▼▼▼

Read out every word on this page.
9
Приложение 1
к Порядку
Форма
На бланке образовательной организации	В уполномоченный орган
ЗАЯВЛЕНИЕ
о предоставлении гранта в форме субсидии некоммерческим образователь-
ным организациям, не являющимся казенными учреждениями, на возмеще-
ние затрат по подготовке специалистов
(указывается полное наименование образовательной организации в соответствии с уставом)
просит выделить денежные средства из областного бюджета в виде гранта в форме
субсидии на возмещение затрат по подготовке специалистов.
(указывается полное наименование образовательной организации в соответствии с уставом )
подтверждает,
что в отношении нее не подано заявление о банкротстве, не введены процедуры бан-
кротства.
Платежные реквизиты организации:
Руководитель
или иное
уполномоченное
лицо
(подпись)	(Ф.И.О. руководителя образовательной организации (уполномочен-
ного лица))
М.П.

▲▲▲

**Task:**
Your task is to return the full listing exactly as it was given.

**Correct output:**
Read out every word on this page.
9
Приложение 1
к Порядку
Форма
На бланке образовательной организации	В уполномоченный орган
ЗАЯВЛЕНИЕ
о предоставлении гранта в форме субсидии некоммерческим образователь-
ным организациям, не являющимся казенными учреждениями, на возмеще-
ние затрат по подготовке специалистов
(указывается полное наименование образовательной организации в соответствии с уставом)
просит выделить денежные средства из областного бюджета в виде гранта в форме
субсидии на возмещение затрат по подготовке специалистов.
(указывается полное наименование образовательной организации в соответствии с уставом )
подтверждает,
что в отношении нее не подано заявление о банкротстве, не введены процедуры бан-
кротства.
Платежные реквизиты организации:
Руководитель
или иное
уполномоченное
лицо
(подпись)	(Ф.И.О. руководителя образовательной организации (уполномочен-
ного лица))
М.П.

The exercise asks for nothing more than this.